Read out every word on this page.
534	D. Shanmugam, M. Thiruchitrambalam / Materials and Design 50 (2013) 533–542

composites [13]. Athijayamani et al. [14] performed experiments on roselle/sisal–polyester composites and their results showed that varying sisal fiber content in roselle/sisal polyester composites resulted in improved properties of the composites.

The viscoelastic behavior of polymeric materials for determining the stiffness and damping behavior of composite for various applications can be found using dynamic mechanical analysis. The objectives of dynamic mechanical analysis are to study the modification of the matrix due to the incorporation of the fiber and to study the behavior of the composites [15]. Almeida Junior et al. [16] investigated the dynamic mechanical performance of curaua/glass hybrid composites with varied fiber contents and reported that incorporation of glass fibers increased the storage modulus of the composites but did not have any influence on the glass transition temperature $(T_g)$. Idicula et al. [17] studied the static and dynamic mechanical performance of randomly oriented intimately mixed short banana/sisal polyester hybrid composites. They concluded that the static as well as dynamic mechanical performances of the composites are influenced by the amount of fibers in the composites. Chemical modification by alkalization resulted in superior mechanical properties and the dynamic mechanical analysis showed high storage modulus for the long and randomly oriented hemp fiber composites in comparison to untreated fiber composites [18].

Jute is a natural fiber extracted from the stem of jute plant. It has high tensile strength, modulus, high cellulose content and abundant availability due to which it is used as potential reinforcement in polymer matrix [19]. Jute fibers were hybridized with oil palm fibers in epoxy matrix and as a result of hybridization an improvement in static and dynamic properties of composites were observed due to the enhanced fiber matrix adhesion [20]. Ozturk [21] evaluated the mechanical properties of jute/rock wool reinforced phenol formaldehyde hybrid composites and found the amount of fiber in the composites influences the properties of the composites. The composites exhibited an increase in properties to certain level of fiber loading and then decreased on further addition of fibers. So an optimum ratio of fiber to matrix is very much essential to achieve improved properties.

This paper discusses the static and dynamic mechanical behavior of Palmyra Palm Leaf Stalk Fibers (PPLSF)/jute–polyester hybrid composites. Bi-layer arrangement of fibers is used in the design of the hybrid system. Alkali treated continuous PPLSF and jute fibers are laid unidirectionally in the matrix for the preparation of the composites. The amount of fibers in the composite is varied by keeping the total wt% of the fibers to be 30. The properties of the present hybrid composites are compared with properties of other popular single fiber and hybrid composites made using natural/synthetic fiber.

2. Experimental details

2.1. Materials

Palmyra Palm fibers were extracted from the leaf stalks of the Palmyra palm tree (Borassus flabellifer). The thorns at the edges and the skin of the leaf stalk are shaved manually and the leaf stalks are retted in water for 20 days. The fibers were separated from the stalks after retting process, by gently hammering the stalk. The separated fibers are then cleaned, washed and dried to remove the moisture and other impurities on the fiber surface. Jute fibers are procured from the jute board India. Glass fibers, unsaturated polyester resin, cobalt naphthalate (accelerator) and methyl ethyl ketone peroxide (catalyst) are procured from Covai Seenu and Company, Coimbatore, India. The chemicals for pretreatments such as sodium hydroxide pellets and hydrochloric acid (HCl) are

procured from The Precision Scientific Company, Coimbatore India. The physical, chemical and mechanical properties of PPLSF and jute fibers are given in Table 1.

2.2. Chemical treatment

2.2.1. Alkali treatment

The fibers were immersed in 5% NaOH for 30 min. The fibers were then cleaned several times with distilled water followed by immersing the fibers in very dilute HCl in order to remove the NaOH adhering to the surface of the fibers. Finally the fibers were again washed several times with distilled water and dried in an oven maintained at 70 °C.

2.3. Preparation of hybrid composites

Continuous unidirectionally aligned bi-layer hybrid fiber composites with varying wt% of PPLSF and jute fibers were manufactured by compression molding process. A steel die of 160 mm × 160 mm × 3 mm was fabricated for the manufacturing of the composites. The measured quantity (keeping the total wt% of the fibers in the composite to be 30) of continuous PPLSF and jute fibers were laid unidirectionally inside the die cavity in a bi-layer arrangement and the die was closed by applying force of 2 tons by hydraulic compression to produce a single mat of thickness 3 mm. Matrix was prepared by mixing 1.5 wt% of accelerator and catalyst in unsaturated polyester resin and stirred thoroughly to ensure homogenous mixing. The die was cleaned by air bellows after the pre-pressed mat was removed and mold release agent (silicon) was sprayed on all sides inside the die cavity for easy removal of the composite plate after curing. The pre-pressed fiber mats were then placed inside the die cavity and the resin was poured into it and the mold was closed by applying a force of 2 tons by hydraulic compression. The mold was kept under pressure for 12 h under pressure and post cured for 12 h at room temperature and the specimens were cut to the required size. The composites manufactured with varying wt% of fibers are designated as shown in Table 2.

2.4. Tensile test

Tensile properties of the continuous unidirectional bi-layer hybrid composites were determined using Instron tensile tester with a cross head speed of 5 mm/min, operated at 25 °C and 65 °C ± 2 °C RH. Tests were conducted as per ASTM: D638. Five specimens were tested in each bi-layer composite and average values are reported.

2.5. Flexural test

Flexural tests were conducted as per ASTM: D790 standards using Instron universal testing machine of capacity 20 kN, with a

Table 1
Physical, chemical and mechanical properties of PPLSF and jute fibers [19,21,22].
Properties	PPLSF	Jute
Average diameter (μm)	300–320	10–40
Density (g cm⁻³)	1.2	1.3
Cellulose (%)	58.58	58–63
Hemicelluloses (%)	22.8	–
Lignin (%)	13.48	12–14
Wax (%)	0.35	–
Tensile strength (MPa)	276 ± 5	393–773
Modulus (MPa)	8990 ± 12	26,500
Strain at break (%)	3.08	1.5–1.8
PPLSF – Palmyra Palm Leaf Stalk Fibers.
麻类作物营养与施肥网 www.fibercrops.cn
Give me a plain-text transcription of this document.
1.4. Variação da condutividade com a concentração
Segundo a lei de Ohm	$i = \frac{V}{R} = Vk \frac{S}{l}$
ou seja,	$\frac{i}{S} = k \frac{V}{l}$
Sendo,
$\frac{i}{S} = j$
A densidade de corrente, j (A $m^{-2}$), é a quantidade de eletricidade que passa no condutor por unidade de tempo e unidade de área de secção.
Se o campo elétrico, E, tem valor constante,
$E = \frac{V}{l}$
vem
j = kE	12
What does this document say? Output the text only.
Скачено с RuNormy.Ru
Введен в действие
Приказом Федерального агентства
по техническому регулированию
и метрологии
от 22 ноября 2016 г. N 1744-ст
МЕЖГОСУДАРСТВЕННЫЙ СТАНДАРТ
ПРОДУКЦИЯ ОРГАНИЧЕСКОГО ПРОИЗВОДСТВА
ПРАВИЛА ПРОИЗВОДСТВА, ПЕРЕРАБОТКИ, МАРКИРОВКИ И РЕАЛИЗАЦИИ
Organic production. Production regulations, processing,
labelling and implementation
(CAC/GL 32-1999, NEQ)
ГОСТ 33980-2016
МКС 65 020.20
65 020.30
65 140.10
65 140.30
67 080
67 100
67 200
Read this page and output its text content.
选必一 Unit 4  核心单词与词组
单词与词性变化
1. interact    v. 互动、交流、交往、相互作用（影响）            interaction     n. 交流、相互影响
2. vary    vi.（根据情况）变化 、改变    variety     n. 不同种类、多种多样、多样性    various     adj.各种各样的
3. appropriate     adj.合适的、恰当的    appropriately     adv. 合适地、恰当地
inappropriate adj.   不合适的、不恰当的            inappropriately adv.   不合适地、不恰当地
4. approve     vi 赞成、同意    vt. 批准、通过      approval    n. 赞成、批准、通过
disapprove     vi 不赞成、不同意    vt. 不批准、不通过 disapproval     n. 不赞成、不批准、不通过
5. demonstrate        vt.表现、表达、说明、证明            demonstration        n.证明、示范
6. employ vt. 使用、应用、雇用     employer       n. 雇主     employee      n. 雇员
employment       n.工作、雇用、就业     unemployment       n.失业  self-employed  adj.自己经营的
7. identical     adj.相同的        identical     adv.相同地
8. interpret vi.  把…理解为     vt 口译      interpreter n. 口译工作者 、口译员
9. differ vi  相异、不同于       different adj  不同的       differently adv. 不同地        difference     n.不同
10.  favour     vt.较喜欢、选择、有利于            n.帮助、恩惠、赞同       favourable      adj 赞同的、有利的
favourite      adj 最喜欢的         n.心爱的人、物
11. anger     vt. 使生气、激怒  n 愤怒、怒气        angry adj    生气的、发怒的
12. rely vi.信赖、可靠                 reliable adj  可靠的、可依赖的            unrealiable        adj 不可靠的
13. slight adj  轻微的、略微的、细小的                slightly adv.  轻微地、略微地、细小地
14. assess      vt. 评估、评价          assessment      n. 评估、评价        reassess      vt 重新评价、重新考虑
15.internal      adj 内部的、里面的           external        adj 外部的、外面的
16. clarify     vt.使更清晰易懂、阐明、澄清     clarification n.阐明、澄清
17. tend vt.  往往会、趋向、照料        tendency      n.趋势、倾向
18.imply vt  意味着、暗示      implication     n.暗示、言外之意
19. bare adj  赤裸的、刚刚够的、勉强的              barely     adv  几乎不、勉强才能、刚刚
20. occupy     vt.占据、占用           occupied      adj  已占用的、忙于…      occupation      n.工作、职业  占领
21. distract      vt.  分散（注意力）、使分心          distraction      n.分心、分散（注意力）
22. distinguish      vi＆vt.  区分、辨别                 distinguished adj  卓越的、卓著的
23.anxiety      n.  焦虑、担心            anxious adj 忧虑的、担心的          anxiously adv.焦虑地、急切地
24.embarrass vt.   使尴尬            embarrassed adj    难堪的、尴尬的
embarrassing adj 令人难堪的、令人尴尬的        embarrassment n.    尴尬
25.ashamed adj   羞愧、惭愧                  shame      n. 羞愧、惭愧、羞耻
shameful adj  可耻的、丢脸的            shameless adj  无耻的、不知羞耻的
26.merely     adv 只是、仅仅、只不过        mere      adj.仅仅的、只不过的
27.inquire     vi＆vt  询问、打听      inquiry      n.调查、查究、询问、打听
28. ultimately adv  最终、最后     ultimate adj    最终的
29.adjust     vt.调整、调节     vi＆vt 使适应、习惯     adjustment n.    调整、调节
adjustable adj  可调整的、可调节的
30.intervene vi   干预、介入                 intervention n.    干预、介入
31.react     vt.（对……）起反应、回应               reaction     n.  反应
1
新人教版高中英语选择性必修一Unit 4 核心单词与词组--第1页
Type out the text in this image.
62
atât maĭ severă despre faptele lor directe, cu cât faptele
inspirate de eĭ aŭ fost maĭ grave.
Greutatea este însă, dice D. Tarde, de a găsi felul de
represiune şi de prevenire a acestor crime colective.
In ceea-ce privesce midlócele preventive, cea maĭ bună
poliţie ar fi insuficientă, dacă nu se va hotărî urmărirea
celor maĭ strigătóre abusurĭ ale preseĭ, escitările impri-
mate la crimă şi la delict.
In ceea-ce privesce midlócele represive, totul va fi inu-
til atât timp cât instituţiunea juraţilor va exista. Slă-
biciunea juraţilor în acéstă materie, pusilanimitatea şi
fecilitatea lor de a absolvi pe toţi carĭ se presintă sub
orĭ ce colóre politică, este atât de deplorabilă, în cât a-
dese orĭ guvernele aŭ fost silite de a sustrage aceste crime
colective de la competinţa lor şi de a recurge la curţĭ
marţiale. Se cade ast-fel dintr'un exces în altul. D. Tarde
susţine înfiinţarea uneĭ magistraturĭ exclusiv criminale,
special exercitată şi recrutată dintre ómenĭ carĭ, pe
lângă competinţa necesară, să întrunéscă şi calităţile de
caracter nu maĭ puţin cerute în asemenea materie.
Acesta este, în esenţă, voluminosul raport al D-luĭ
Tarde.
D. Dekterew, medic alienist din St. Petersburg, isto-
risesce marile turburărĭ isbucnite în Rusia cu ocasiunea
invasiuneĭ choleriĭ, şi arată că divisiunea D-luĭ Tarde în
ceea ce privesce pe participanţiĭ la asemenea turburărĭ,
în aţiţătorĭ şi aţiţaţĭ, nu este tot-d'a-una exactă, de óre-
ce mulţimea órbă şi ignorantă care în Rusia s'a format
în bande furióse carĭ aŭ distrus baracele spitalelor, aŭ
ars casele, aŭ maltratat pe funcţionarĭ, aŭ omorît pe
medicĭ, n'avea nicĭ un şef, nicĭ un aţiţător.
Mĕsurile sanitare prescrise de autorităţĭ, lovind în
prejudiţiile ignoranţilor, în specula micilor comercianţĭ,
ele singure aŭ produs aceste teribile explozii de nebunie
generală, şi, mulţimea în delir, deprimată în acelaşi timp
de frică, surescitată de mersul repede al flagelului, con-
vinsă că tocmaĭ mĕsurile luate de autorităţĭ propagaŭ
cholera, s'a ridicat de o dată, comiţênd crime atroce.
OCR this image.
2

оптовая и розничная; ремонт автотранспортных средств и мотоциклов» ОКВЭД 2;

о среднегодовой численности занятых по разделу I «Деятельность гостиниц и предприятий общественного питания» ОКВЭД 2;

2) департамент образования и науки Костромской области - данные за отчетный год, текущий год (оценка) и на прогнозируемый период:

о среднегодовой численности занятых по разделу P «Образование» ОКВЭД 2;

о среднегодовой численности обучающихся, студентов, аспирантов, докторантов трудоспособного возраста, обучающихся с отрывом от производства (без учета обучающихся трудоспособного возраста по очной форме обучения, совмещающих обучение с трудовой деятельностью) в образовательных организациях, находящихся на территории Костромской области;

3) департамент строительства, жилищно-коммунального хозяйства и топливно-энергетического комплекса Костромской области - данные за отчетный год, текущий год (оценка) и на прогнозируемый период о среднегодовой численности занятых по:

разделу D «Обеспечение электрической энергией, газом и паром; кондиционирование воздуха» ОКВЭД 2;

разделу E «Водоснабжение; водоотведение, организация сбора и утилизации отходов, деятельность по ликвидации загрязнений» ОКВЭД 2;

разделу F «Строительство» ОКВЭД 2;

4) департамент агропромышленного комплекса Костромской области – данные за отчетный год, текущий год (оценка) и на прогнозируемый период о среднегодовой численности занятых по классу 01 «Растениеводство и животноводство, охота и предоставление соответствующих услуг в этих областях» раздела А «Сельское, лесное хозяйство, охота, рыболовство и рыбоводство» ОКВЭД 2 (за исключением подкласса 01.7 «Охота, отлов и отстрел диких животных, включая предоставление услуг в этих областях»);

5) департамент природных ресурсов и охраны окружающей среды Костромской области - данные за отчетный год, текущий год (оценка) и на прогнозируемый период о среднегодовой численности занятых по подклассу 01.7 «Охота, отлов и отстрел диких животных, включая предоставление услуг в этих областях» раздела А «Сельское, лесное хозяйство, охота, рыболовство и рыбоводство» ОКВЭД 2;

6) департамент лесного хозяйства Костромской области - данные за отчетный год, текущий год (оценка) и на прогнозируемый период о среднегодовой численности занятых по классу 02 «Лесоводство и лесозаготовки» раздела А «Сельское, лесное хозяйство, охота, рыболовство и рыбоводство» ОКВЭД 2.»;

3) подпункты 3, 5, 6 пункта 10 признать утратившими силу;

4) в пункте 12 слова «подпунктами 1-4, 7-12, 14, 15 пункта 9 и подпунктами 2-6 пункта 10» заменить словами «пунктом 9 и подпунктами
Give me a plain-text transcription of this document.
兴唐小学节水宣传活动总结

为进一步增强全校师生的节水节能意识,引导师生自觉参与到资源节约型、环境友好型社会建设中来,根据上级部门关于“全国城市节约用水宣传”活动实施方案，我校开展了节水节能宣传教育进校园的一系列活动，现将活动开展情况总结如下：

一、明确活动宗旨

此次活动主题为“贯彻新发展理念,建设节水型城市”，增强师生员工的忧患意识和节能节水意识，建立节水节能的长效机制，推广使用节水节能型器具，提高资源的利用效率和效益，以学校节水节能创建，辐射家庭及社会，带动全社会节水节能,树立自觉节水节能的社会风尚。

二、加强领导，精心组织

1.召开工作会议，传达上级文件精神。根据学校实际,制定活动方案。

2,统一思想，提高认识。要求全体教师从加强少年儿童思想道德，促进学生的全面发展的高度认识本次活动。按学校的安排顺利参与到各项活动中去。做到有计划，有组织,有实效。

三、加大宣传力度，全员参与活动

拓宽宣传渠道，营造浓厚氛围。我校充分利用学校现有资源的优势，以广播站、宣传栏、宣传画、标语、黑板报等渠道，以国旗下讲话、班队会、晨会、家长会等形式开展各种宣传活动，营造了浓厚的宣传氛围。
:::::
Copy all lines from the entries that contain the word "turburărĭ".

__Correct answer__.
risesce marile turburărĭ isbucnite în Rusia cu ocasiunea
ceea ce privesce pe participanţiĭ la asemenea turburărĭ,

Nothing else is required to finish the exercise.